(The problem) Sort through the data and copy the lines holding the word "this".

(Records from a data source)
start

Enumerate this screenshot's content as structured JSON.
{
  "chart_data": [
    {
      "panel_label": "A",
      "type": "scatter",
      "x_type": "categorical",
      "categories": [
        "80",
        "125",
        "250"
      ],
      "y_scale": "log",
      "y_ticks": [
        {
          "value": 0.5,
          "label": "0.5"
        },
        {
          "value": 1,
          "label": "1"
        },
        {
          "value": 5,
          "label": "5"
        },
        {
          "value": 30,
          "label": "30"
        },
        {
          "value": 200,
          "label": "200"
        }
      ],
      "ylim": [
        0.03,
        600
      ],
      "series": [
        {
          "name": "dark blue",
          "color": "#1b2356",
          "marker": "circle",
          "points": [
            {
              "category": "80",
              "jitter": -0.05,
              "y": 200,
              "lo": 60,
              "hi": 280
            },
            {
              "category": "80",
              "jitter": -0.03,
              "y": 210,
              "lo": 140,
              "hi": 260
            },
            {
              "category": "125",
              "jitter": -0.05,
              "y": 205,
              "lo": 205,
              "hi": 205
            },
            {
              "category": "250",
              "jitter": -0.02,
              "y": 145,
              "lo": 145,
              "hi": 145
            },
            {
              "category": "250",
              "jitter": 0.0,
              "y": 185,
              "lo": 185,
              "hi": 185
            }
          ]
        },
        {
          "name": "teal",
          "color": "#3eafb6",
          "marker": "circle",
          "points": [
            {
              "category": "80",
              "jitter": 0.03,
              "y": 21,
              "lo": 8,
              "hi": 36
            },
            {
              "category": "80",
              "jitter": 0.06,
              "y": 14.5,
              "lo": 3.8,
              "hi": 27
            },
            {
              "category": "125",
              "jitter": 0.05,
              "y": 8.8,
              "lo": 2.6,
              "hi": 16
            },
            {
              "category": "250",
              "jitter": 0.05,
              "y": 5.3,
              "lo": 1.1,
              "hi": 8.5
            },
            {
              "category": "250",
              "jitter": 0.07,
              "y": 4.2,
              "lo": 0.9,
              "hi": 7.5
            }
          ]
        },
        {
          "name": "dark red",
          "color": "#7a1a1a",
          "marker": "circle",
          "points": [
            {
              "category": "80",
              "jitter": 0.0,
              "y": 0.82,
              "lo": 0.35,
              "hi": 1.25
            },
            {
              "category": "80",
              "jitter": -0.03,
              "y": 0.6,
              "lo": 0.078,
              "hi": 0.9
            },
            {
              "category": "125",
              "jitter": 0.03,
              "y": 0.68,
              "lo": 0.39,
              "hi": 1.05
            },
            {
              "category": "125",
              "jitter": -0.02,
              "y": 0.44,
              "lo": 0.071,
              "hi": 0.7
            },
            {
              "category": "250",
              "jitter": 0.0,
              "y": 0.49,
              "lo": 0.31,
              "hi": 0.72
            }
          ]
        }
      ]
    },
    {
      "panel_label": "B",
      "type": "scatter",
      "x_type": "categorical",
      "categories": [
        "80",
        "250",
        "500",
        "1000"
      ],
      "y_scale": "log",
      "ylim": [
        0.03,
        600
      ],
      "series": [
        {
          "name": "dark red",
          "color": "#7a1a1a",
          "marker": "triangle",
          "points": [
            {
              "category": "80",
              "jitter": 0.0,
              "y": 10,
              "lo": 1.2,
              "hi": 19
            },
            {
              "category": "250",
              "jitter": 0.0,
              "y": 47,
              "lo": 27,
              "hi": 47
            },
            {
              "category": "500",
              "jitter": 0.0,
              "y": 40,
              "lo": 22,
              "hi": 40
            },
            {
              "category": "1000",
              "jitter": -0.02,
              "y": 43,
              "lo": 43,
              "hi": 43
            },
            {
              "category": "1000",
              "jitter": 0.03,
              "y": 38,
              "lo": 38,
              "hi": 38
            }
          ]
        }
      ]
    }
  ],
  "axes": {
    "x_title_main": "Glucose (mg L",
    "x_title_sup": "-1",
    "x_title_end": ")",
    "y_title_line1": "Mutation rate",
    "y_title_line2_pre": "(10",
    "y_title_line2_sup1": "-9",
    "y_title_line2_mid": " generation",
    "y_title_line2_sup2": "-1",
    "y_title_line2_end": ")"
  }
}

end
start

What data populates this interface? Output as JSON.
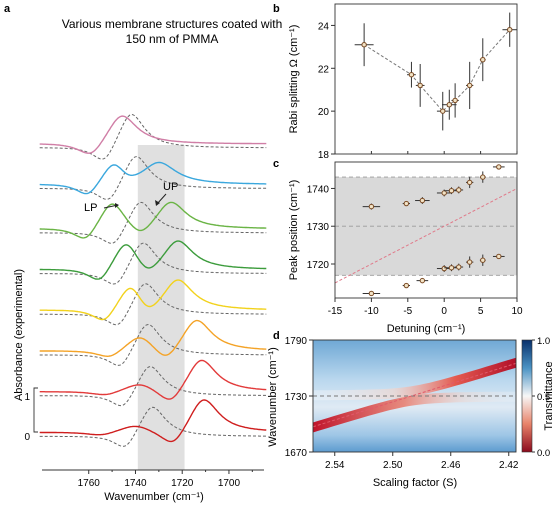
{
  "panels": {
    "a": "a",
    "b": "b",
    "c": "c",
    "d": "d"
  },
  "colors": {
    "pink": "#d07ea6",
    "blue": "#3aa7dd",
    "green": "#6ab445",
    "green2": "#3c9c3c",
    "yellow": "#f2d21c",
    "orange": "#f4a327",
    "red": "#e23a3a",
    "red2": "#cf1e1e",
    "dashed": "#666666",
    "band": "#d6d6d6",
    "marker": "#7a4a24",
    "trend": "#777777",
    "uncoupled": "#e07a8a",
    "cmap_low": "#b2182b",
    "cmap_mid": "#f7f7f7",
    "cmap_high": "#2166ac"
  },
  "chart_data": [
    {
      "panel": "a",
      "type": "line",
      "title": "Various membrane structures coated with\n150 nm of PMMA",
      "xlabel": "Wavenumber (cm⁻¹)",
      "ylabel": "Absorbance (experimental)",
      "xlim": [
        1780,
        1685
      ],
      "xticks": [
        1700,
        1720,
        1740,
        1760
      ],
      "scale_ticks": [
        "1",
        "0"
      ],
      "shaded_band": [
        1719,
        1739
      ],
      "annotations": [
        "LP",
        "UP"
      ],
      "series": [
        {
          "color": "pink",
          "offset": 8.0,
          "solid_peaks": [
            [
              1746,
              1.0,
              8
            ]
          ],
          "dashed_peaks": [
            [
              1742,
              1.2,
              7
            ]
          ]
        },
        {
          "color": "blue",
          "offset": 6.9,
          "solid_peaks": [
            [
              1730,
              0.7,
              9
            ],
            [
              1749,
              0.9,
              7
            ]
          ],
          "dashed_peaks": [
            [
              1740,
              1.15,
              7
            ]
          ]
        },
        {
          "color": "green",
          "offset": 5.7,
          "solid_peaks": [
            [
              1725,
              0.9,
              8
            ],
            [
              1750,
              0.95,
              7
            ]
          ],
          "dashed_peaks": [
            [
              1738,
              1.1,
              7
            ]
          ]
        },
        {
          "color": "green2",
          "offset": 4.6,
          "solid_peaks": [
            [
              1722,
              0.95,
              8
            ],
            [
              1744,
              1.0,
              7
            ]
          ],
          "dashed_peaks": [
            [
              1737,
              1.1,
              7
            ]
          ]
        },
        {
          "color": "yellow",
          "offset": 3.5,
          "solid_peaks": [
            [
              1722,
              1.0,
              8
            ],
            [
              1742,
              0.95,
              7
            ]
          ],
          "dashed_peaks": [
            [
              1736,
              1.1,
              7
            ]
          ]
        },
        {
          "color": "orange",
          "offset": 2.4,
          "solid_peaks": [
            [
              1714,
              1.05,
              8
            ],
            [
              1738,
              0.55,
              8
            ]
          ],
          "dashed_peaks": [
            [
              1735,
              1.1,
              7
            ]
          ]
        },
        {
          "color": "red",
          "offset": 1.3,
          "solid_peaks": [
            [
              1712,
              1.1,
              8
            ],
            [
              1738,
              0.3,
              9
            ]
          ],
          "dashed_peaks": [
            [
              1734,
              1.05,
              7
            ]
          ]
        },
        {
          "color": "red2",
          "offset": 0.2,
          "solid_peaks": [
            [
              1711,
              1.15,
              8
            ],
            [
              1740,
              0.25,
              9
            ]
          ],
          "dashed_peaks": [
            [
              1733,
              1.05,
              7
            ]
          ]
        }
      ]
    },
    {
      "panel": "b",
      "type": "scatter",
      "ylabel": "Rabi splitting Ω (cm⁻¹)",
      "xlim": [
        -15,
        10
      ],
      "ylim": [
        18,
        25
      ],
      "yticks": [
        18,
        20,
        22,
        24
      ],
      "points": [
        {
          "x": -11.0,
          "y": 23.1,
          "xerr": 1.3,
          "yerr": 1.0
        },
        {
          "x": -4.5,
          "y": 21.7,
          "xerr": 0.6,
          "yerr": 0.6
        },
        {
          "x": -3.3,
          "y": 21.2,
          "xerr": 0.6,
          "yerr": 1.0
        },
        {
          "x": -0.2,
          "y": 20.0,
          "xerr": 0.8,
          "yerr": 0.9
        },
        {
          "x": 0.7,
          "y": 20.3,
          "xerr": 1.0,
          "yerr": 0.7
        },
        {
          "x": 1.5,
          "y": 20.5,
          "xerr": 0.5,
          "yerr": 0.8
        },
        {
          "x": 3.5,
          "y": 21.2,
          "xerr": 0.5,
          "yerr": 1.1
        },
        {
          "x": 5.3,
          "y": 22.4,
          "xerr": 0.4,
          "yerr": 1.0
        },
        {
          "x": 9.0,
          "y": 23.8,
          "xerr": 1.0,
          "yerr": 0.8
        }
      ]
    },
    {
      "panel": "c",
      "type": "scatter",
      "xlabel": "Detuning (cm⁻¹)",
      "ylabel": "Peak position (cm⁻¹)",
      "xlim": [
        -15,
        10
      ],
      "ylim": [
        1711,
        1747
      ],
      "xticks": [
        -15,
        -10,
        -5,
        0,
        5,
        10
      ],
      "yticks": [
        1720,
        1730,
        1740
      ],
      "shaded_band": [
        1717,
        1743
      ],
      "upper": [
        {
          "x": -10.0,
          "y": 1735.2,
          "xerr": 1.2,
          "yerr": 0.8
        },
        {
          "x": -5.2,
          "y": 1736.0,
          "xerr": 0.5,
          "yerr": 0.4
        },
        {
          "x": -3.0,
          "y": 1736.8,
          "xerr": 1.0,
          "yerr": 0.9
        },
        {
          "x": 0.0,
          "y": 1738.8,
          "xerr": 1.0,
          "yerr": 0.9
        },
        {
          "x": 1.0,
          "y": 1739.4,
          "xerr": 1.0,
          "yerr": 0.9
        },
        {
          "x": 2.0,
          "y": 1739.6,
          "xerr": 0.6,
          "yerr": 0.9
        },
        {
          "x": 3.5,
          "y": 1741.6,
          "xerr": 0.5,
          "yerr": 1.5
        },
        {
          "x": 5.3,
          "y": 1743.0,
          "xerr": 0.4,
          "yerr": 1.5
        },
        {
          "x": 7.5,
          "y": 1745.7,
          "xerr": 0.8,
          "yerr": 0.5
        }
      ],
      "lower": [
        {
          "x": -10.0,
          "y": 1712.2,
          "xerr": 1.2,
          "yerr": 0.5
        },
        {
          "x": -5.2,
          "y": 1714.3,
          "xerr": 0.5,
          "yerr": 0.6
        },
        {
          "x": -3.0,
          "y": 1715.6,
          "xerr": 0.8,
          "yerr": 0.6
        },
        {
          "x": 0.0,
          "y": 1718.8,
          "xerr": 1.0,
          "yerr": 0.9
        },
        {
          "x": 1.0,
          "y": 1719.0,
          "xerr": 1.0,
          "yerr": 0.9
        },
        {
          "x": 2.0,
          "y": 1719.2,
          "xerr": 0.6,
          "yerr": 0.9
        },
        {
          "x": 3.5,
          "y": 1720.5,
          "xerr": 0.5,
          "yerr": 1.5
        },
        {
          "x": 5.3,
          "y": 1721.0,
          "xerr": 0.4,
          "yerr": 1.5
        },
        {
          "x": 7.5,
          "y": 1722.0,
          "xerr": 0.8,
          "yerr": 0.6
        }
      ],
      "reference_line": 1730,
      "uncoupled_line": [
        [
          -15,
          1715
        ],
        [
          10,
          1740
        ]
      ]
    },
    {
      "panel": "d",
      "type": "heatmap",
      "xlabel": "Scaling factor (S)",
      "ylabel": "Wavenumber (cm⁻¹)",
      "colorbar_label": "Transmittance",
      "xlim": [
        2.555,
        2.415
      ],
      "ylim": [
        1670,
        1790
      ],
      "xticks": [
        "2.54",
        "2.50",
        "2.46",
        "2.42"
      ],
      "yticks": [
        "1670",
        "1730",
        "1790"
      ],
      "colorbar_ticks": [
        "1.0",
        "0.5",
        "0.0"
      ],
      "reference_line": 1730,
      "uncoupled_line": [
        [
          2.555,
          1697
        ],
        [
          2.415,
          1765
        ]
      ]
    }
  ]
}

end

(Written answer)
Enumerate this screenshot's content as structured JSON.
What data populates this interface? Output as JSON.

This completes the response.